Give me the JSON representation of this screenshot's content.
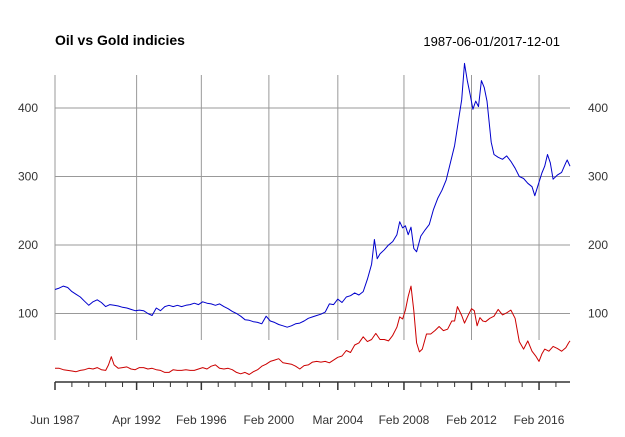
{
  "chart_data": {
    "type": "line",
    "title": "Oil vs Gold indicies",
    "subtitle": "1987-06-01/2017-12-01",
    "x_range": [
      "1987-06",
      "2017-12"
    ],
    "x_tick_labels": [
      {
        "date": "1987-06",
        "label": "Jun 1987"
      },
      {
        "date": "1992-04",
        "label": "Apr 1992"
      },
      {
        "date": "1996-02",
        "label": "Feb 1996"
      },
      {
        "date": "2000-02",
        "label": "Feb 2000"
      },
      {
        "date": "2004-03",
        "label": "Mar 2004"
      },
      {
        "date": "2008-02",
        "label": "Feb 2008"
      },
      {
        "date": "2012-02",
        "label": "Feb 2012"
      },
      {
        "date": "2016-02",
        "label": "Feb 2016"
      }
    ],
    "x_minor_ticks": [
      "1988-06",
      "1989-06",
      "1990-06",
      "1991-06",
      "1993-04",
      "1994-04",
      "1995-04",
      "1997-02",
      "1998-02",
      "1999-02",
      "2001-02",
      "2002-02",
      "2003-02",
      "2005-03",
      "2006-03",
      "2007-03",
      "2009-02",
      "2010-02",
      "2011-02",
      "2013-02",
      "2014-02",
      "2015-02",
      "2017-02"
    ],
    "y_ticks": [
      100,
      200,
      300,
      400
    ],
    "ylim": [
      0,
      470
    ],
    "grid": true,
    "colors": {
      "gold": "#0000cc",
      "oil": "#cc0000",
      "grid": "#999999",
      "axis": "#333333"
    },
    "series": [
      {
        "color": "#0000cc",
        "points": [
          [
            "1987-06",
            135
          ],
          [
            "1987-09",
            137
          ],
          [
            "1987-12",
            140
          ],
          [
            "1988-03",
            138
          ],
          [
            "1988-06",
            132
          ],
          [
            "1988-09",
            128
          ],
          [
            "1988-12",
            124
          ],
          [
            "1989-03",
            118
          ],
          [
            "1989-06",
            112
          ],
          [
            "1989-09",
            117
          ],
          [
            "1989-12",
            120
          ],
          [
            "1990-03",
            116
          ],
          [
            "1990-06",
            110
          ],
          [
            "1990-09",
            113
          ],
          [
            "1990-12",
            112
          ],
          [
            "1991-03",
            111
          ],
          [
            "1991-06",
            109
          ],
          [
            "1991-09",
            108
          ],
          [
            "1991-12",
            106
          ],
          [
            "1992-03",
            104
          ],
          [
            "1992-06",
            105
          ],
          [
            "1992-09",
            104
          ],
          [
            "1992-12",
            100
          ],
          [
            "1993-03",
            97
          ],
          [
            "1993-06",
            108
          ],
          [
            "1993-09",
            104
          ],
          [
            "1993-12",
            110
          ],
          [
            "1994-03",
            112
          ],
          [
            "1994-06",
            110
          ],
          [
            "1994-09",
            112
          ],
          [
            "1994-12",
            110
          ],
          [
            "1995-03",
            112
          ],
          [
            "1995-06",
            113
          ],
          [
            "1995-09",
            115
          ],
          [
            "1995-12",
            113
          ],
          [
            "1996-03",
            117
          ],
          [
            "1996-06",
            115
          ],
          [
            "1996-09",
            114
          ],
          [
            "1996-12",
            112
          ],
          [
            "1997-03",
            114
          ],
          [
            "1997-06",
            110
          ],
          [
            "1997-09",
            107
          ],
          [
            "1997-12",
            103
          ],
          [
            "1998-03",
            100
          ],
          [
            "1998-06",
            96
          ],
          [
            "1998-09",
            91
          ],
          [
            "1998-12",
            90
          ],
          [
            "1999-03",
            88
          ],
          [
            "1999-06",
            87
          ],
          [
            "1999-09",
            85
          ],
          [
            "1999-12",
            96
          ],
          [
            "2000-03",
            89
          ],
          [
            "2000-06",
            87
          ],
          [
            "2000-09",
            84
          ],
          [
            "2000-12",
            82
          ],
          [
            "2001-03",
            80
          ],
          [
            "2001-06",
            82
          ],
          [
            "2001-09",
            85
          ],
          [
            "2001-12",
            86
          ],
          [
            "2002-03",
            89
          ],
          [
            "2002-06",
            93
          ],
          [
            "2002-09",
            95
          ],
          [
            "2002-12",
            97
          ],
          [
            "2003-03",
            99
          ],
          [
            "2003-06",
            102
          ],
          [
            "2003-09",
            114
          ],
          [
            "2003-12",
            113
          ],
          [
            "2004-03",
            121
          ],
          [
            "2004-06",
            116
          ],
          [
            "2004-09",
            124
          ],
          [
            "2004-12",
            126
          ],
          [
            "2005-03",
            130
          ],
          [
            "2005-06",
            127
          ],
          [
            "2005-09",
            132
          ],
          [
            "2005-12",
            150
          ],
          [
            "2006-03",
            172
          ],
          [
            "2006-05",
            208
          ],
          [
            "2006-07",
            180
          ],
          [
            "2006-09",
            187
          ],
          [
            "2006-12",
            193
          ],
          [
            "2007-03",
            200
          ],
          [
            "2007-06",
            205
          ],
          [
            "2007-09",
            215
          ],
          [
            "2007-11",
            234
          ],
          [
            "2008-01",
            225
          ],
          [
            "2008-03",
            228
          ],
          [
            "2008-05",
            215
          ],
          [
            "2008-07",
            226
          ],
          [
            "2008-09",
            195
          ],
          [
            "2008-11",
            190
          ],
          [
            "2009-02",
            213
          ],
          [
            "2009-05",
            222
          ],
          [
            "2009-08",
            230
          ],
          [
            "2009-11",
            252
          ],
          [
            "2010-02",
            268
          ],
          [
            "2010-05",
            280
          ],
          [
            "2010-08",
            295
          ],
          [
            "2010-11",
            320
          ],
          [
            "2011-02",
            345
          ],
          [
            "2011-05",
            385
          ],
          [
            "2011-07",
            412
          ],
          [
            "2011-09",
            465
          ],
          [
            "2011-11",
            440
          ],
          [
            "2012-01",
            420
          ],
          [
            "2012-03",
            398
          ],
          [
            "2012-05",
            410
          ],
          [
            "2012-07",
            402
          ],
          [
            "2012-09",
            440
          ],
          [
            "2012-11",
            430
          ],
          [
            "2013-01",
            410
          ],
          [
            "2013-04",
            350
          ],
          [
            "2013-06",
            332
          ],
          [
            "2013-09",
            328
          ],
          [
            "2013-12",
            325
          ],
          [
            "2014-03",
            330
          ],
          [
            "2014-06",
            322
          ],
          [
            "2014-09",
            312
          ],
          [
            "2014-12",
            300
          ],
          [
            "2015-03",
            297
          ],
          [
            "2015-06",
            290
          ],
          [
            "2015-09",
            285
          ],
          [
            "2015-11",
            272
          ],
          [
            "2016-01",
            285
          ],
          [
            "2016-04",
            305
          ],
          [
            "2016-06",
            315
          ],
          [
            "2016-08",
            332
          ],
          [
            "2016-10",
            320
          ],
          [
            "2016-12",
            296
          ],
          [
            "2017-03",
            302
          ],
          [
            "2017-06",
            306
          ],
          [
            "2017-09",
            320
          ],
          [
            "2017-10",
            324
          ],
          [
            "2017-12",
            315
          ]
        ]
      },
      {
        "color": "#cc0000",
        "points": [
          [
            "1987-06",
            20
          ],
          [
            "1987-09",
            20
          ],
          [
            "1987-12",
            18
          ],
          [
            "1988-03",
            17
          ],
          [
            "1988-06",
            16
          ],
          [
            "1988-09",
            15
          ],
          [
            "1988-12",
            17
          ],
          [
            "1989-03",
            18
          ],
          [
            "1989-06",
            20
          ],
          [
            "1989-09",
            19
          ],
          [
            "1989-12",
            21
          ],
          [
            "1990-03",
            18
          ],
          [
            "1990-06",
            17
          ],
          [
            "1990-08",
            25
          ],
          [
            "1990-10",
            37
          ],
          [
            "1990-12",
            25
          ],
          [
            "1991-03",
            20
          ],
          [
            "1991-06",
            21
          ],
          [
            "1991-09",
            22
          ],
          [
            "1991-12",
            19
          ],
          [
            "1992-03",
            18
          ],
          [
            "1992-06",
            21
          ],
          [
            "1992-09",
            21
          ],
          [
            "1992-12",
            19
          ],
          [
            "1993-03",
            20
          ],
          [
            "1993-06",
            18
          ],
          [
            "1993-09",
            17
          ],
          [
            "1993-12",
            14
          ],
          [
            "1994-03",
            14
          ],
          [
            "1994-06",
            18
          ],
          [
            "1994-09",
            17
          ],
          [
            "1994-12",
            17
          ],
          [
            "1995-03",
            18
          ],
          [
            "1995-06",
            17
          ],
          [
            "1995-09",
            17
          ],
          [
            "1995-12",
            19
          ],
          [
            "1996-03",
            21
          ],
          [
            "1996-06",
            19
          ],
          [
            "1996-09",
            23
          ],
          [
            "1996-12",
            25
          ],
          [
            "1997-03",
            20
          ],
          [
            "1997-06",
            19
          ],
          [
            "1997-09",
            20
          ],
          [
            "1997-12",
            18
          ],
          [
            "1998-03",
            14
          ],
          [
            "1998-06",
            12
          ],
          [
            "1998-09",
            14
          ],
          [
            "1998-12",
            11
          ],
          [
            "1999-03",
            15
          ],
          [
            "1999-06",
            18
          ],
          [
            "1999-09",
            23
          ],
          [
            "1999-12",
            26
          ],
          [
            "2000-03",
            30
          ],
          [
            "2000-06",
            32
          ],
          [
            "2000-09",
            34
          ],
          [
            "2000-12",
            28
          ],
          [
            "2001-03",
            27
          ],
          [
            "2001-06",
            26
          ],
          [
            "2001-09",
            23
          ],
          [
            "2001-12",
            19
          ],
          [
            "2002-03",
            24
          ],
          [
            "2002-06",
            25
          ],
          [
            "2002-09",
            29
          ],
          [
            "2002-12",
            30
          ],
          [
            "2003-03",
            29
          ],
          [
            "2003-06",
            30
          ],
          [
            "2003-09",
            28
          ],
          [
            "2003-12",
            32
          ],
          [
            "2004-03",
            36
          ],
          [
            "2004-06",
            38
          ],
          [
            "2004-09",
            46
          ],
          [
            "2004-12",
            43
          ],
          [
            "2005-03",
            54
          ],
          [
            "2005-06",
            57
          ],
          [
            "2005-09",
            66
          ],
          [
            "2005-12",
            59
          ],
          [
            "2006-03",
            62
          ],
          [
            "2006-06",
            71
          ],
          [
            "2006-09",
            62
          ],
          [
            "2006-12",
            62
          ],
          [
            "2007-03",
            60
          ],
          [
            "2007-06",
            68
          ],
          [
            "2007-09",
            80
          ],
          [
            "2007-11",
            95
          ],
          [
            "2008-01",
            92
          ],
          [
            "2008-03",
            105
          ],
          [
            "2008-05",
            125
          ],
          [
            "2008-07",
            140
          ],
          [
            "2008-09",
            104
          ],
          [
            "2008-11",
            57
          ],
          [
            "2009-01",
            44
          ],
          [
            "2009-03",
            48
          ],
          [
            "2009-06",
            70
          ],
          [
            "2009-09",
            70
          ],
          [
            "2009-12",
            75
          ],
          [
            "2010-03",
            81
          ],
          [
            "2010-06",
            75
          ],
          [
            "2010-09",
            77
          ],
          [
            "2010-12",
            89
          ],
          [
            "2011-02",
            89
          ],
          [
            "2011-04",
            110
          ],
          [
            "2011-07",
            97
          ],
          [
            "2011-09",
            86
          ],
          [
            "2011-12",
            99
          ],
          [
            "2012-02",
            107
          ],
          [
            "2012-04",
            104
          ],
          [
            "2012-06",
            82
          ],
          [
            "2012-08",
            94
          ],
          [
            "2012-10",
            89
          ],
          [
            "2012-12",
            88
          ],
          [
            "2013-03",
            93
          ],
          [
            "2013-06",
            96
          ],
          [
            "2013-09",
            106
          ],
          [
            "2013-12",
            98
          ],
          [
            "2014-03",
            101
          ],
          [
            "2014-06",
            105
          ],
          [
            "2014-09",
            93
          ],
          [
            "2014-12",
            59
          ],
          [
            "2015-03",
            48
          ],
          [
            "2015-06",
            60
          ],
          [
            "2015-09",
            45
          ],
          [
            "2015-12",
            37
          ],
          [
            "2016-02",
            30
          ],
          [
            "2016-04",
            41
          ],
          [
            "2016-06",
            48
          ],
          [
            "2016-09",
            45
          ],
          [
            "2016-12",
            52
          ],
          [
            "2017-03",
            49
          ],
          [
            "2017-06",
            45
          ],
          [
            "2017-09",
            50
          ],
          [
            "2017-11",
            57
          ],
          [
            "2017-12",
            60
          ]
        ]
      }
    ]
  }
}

What is asked:
Identify each line in the records above that contains the word "date", and copy it out in full.

Answer to the task:
        "date": "1987-06",
        "date": "1992-04",
        "date": "1996-02",
        "date": "2000-02",
        "date": "2004-03",
        "date": "2008-02",
        "date": "2012-02",
        "date": "2016-02",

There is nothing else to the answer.